▸ **INSTRUCTIONS FOR THE TASK**: Below is a listing; reproduce each line of it exactly.

⁂

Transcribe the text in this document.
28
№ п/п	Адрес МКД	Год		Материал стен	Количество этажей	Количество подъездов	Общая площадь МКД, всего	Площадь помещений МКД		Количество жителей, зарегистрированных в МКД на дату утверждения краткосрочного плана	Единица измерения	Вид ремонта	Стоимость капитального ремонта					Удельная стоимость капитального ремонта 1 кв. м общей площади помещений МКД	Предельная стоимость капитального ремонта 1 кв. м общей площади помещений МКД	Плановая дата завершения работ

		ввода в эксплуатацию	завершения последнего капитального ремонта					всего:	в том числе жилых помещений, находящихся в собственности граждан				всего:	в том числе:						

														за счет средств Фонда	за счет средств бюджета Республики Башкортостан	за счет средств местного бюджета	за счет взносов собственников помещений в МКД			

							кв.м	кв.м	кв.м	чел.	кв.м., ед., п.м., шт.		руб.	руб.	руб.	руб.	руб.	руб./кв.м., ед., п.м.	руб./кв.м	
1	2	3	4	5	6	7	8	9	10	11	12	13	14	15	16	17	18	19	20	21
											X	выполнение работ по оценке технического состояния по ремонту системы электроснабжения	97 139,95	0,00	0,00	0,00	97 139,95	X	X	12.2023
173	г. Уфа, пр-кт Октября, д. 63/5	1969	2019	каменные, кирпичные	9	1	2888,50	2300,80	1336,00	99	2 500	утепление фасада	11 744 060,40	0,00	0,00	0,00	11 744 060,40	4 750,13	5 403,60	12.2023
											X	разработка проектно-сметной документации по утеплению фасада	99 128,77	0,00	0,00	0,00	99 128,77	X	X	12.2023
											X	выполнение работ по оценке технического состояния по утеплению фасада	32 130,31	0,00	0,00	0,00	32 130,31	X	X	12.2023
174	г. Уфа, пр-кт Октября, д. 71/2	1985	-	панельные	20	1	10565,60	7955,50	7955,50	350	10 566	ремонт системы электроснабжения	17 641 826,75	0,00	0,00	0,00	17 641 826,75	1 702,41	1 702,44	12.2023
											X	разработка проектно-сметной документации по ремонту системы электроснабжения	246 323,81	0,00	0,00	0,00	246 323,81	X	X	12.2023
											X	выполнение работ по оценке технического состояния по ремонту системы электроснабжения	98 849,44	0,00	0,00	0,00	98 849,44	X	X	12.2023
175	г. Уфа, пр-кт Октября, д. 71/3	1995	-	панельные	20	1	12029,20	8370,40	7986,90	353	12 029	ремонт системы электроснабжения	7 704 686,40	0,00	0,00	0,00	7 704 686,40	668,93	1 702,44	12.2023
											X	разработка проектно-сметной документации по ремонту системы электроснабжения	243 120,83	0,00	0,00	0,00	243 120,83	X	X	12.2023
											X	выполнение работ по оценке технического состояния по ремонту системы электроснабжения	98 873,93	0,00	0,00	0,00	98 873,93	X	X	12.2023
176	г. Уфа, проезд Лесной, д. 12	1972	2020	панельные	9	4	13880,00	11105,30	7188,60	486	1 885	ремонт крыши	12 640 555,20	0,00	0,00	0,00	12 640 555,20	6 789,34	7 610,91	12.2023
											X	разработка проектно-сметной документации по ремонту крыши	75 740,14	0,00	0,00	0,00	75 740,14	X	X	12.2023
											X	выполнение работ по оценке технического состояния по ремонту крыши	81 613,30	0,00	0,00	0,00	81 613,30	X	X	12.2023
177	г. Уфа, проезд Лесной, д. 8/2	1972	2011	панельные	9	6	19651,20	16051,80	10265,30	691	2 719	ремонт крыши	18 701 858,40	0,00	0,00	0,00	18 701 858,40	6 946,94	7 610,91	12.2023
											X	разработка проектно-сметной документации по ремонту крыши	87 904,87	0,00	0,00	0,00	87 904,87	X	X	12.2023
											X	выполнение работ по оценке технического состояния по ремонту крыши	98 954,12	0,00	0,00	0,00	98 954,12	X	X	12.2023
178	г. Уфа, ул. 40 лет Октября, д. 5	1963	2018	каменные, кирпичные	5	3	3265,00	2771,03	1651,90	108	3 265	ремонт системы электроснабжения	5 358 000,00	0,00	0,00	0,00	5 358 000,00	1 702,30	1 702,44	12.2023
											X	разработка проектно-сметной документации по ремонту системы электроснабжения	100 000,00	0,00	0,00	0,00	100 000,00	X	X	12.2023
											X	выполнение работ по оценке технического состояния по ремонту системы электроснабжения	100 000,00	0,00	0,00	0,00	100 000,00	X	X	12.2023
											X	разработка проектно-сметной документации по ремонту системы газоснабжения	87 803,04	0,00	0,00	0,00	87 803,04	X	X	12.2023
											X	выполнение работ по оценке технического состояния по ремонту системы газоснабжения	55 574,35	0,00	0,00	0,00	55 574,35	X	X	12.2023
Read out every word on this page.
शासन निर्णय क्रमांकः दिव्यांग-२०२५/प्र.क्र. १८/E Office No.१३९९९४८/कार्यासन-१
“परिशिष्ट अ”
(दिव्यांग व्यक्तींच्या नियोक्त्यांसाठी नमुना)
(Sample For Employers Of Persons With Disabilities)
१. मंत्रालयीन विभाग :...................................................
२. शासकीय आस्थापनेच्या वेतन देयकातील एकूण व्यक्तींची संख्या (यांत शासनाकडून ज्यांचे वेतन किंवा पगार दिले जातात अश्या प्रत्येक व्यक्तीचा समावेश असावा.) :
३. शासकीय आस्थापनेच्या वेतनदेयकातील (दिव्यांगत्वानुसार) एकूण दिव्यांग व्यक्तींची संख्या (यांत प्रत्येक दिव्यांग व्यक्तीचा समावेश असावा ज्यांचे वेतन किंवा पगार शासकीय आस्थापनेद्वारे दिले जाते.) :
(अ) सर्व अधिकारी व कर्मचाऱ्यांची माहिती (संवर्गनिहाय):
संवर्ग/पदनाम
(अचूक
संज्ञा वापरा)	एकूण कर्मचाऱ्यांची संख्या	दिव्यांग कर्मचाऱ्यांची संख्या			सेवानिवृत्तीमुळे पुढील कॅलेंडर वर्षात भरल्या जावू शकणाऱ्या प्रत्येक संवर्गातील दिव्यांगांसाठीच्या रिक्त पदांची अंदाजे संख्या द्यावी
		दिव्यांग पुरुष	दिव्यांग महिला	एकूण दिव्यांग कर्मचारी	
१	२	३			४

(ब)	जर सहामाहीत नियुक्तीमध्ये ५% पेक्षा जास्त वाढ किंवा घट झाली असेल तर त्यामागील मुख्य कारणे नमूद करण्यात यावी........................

⁂

▸ **ANSWER TO THE TASK**:
Transcribe the text in this document.
28
№ п/п	Адрес МКД	Год		Материал стен	Количество этажей	Количество подъездов	Общая площадь МКД, всего	Площадь помещений МКД		Количество жителей, зарегистрированных в МКД на дату утверждения краткосрочного плана	Единица измерения	Вид ремонта	Стоимость капитального ремонта					Удельная стоимость капитального ремонта 1 кв. м общей площади помещений МКД	Предельная стоимость капитального ремонта 1 кв. м общей площади помещений МКД	Плановая дата завершения работ

		ввода в эксплуатацию	завершения последнего капитального ремонта					всего:	в том числе жилых помещений, находящихся в собственности граждан				всего:	в том числе:						

														за счет средств Фонда	за счет средств бюджета Республики Башкортостан	за счет средств местного бюджета	за счет взносов собственников помещений в МКД			

							кв.м	кв.м	кв.м	чел.	кв.м., ед., п.м., шт.		руб.	руб.	руб.	руб.	руб.	руб./кв.м., ед., п.м.	руб./кв.м	
1	2	3	4	5	6	7	8	9	10	11	12	13	14	15	16	17	18	19	20	21
											X	выполнение работ по оценке технического состояния по ремонту системы электроснабжения	97 139,95	0,00	0,00	0,00	97 139,95	X	X	12.2023
173	г. Уфа, пр-кт Октября, д. 63/5	1969	2019	каменные, кирпичные	9	1	2888,50	2300,80	1336,00	99	2 500	утепление фасада	11 744 060,40	0,00	0,00	0,00	11 744 060,40	4 750,13	5 403,60	12.2023
											X	разработка проектно-сметной документации по утеплению фасада	99 128,77	0,00	0,00	0,00	99 128,77	X	X	12.2023
											X	выполнение работ по оценке технического состояния по утеплению фасада	32 130,31	0,00	0,00	0,00	32 130,31	X	X	12.2023
174	г. Уфа, пр-кт Октября, д. 71/2	1985	-	панельные	20	1	10565,60	7955,50	7955,50	350	10 566	ремонт системы электроснабжения	17 641 826,75	0,00	0,00	0,00	17 641 826,75	1 702,41	1 702,44	12.2023
											X	разработка проектно-сметной документации по ремонту системы электроснабжения	246 323,81	0,00	0,00	0,00	246 323,81	X	X	12.2023
											X	выполнение работ по оценке технического состояния по ремонту системы электроснабжения	98 849,44	0,00	0,00	0,00	98 849,44	X	X	12.2023
175	г. Уфа, пр-кт Октября, д. 71/3	1995	-	панельные	20	1	12029,20	8370,40	7986,90	353	12 029	ремонт системы электроснабжения	7 704 686,40	0,00	0,00	0,00	7 704 686,40	668,93	1 702,44	12.2023
											X	разработка проектно-сметной документации по ремонту системы электроснабжения	243 120,83	0,00	0,00	0,00	243 120,83	X	X	12.2023
											X	выполнение работ по оценке технического состояния по ремонту системы электроснабжения	98 873,93	0,00	0,00	0,00	98 873,93	X	X	12.2023
176	г. Уфа, проезд Лесной, д. 12	1972	2020	панельные	9	4	13880,00	11105,30	7188,60	486	1 885	ремонт крыши	12 640 555,20	0,00	0,00	0,00	12 640 555,20	6 789,34	7 610,91	12.2023
											X	разработка проектно-сметной документации по ремонту крыши	75 740,14	0,00	0,00	0,00	75 740,14	X	X	12.2023
											X	выполнение работ по оценке технического состояния по ремонту крыши	81 613,30	0,00	0,00	0,00	81 613,30	X	X	12.2023
177	г. Уфа, проезд Лесной, д. 8/2	1972	2011	панельные	9	6	19651,20	16051,80	10265,30	691	2 719	ремонт крыши	18 701 858,40	0,00	0,00	0,00	18 701 858,40	6 946,94	7 610,91	12.2023
											X	разработка проектно-сметной документации по ремонту крыши	87 904,87	0,00	0,00	0,00	87 904,87	X	X	12.2023
											X	выполнение работ по оценке технического состояния по ремонту крыши	98 954,12	0,00	0,00	0,00	98 954,12	X	X	12.2023
178	г. Уфа, ул. 40 лет Октября, д. 5	1963	2018	каменные, кирпичные	5	3	3265,00	2771,03	1651,90	108	3 265	ремонт системы электроснабжения	5 358 000,00	0,00	0,00	0,00	5 358 000,00	1 702,30	1 702,44	12.2023
											X	разработка проектно-сметной документации по ремонту системы электроснабжения	100 000,00	0,00	0,00	0,00	100 000,00	X	X	12.2023
											X	выполнение работ по оценке технического состояния по ремонту системы электроснабжения	100 000,00	0,00	0,00	0,00	100 000,00	X	X	12.2023
											X	разработка проектно-сметной документации по ремонту системы газоснабжения	87 803,04	0,00	0,00	0,00	87 803,04	X	X	12.2023
											X	выполнение работ по оценке технического состояния по ремонту системы газоснабжения	55 574,35	0,00	0,00	0,00	55 574,35	X	X	12.2023
Read out every word on this page.
शासन निर्णय क्रमांकः दिव्यांग-२०२५/प्र.क्र. १८/E Office No.१३९९९४८/कार्यासन-१
“परिशिष्ट अ”
(दिव्यांग व्यक्तींच्या नियोक्त्यांसाठी नमुना)
(Sample For Employers Of Persons With Disabilities)
१. मंत्रालयीन विभाग :...................................................
२. शासकीय आस्थापनेच्या वेतन देयकातील एकूण व्यक्तींची संख्या (यांत शासनाकडून ज्यांचे वेतन किंवा पगार दिले जातात अश्या प्रत्येक व्यक्तीचा समावेश असावा.) :
३. शासकीय आस्थापनेच्या वेतनदेयकातील (दिव्यांगत्वानुसार) एकूण दिव्यांग व्यक्तींची संख्या (यांत प्रत्येक दिव्यांग व्यक्तीचा समावेश असावा ज्यांचे वेतन किंवा पगार शासकीय आस्थापनेद्वारे दिले जाते.) :
(अ) सर्व अधिकारी व कर्मचाऱ्यांची माहिती (संवर्गनिहाय):
संवर्ग/पदनाम
(अचूक
संज्ञा वापरा)	एकूण कर्मचाऱ्यांची संख्या	दिव्यांग कर्मचाऱ्यांची संख्या			सेवानिवृत्तीमुळे पुढील कॅलेंडर वर्षात भरल्या जावू शकणाऱ्या प्रत्येक संवर्गातील दिव्यांगांसाठीच्या रिक्त पदांची अंदाजे संख्या द्यावी
		दिव्यांग पुरुष	दिव्यांग महिला	एकूण दिव्यांग कर्मचारी	
१	२	३			४

(ब)	जर सहामाहीत नियुक्तीमध्ये ५% पेक्षा जास्त वाढ किंवा घट झाली असेल तर त्यामागील मुख्य कारणे नमूद करण्यात यावी........................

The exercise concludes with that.